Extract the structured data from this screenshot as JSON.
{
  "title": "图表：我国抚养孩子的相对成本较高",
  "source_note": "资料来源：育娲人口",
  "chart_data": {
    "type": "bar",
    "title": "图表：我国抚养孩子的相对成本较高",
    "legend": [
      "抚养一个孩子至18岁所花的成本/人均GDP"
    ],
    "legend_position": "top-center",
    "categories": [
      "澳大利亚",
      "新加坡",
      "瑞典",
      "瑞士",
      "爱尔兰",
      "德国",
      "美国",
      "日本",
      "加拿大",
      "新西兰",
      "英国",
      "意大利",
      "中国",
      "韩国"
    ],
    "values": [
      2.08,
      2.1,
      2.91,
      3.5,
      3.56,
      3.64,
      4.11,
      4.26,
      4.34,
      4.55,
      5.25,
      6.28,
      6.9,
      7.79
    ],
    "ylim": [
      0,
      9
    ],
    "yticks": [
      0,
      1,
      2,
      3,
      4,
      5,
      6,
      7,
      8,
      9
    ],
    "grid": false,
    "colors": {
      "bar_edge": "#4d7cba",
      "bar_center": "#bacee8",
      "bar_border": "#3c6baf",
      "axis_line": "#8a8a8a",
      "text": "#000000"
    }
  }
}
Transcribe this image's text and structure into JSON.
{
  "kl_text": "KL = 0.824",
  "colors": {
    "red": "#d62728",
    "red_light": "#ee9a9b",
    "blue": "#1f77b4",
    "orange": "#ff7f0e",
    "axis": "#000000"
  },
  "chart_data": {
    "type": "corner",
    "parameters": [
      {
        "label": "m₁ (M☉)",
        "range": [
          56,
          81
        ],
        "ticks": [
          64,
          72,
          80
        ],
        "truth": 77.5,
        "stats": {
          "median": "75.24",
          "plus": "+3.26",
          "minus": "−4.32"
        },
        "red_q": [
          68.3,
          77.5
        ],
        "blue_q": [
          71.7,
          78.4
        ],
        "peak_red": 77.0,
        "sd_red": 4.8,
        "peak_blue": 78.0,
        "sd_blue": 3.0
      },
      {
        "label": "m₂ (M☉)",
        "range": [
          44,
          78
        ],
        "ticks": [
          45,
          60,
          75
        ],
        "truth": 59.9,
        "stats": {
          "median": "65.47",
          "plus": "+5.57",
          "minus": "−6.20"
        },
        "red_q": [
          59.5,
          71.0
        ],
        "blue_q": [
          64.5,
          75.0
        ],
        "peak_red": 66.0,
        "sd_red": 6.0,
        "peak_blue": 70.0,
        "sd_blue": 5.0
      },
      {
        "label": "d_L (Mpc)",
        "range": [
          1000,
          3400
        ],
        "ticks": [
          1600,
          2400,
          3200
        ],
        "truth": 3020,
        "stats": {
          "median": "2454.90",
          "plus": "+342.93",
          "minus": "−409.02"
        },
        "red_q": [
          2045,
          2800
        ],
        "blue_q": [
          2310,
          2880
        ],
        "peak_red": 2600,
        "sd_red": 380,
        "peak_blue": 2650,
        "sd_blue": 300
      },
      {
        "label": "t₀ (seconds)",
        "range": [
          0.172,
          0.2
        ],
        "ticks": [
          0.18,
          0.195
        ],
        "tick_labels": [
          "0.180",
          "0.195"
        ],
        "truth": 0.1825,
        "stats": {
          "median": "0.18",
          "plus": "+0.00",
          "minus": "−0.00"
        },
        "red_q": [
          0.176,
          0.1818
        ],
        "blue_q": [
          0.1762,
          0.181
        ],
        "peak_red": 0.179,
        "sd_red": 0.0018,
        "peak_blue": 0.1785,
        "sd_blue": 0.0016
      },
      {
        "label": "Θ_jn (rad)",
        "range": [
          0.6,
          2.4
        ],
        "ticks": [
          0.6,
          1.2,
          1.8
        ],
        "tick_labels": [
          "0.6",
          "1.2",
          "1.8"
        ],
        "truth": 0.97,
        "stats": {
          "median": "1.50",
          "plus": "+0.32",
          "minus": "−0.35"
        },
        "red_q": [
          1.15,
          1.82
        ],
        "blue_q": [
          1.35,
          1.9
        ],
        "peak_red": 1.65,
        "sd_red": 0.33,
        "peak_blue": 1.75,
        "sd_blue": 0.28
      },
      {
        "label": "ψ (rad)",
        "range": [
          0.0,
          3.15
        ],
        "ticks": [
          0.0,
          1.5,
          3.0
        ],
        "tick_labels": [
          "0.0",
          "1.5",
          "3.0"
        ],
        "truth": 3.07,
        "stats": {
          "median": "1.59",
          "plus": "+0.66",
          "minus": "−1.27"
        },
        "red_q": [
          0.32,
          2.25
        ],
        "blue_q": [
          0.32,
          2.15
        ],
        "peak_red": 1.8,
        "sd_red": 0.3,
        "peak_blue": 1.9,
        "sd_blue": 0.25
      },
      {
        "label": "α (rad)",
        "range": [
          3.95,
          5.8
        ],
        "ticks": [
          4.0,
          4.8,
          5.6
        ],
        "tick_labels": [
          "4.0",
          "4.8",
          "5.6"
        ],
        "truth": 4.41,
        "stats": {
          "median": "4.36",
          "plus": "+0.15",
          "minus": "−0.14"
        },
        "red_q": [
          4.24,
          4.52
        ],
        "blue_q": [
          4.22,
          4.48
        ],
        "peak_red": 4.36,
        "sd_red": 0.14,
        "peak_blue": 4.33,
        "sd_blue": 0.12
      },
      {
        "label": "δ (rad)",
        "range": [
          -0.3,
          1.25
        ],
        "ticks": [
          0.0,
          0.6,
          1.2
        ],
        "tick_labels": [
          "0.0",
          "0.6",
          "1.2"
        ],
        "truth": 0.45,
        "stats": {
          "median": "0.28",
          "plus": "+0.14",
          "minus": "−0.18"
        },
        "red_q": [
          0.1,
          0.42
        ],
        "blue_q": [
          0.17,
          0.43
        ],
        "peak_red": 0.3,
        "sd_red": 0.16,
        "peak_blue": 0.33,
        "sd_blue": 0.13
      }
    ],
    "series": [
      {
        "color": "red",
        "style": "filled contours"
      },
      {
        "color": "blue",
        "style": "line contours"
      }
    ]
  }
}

════════

Task directions -> Pull out every line of the records that includes the string "plus".

Exercise answer ->
          "plus": "+3.26",
          "plus": "+5.57",
          "plus": "+342.93",
          "plus": "+0.00",
          "plus": "+0.32",
          "plus": "+0.66",
          "plus": "+0.15",
          "plus": "+0.14",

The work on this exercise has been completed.